• **Entries shown**

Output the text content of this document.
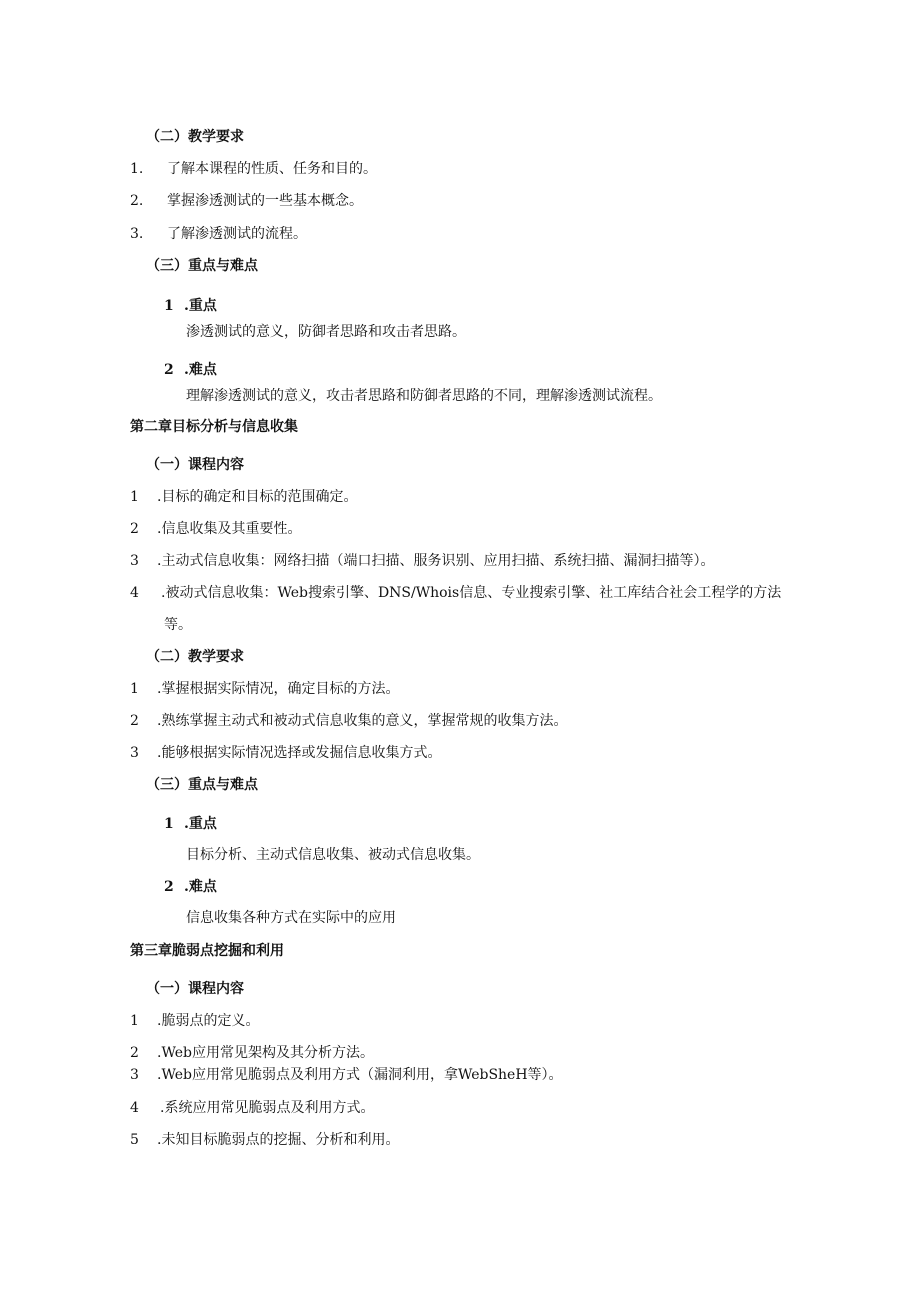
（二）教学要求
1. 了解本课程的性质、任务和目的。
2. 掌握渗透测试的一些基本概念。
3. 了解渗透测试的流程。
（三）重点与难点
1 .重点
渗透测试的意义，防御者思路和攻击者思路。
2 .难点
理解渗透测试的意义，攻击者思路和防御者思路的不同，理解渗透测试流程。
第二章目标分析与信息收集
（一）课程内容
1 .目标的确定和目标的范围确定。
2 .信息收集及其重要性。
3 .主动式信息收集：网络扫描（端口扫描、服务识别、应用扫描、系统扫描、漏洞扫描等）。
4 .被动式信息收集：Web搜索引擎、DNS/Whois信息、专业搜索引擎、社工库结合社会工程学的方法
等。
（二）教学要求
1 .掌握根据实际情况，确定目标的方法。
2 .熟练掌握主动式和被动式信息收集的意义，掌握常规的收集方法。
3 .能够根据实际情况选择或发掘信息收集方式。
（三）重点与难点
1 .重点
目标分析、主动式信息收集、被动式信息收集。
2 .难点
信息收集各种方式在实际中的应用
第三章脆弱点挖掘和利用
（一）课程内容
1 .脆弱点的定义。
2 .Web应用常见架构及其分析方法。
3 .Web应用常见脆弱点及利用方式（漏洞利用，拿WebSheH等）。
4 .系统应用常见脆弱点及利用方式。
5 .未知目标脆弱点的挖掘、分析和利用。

• **Exercise instructions**
Consider the entries above and return each line with the string "主动式信息收集".

• **Problem solution**
3 .主动式信息收集：网络扫描（端口扫描、服务识别、应用扫描、系统扫描、漏洞扫描等）。
目标分析、主动式信息收集、被动式信息收集。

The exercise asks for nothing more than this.